Records provided: Begin

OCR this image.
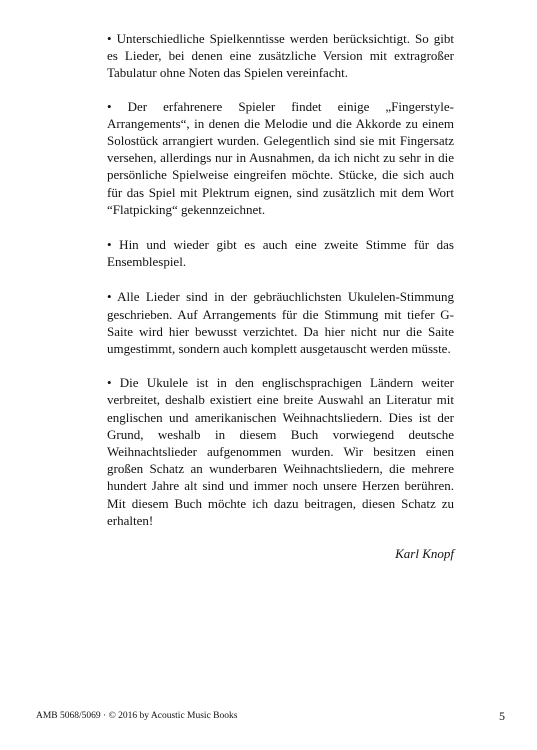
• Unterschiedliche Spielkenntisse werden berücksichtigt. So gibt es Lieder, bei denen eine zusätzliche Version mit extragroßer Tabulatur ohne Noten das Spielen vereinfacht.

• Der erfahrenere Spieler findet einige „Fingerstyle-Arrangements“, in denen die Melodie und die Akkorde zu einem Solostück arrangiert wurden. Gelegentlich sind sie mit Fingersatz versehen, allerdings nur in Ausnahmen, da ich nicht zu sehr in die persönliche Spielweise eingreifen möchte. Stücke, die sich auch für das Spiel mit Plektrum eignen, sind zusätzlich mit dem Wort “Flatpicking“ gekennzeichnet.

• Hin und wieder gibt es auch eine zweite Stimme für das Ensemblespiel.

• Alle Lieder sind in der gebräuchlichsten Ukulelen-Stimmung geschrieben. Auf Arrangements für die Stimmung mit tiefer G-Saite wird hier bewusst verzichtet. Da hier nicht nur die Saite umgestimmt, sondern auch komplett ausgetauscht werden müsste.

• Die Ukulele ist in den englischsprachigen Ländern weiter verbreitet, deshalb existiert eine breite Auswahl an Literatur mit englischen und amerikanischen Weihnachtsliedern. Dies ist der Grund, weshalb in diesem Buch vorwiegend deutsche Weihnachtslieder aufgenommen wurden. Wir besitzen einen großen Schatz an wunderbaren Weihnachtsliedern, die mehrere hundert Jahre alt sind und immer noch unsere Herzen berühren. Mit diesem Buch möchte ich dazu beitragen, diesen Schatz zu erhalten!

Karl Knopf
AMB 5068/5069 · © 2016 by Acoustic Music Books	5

Records provided: End

Lines containing the word "gibt" are to be pulled from the records and copied.

• Unterschiedliche Spielkenntisse werden berücksichtigt. So gibt es Lieder, bei denen eine zusätzliche Version mit extragroßer Tabulatur ohne Noten das Spielen vereinfacht.
• Hin und wieder gibt es auch eine zweite Stimme für das Ensemblespiel.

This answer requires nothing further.